(Annotated element listings)
+--
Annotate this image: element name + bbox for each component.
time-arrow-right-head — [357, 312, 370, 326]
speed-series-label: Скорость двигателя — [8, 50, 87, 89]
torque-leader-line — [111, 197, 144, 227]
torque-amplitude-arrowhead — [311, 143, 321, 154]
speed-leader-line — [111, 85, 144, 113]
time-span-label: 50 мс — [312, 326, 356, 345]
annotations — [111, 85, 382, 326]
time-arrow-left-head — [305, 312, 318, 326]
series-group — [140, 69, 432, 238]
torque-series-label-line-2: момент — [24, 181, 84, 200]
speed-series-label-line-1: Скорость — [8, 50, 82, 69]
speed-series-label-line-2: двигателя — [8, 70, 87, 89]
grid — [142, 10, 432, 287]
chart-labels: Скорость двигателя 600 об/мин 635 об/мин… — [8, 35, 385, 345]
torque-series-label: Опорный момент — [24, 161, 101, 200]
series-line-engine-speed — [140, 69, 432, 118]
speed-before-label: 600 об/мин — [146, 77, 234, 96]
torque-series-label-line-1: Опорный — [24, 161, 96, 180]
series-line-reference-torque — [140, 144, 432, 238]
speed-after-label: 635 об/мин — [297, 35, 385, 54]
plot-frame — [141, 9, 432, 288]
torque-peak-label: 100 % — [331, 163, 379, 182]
+--
• _Exercise goal_:
Retype all the records above line for line, without changing anything.

• _Full output_:
Annotate this image: element name + bbox for each component.
time-arrow-right-head — [357, 312, 370, 326]
speed-series-label: Скорость двигателя — [8, 50, 87, 89]
torque-leader-line — [111, 197, 144, 227]
torque-amplitude-arrowhead — [311, 143, 321, 154]
speed-leader-line — [111, 85, 144, 113]
time-span-label: 50 мс — [312, 326, 356, 345]
annotations — [111, 85, 382, 326]
time-arrow-left-head — [305, 312, 318, 326]
series-group — [140, 69, 432, 238]
torque-series-label-line-2: момент — [24, 181, 84, 200]
speed-series-label-line-1: Скорость — [8, 50, 82, 69]
speed-series-label-line-2: двигателя — [8, 70, 87, 89]
grid — [142, 10, 432, 287]
chart-labels: Скорость двигателя 600 об/мин 635 об/мин… — [8, 35, 385, 345]
torque-series-label: Опорный момент — [24, 161, 101, 200]
series-line-engine-speed — [140, 69, 432, 118]
speed-before-label: 600 об/мин — [146, 77, 234, 96]
torque-series-label-line-1: Опорный — [24, 161, 96, 180]
series-line-reference-torque — [140, 144, 432, 238]
speed-after-label: 635 об/мин — [297, 35, 385, 54]
plot-frame — [141, 9, 432, 288]
torque-peak-label: 100 % — [331, 163, 379, 182]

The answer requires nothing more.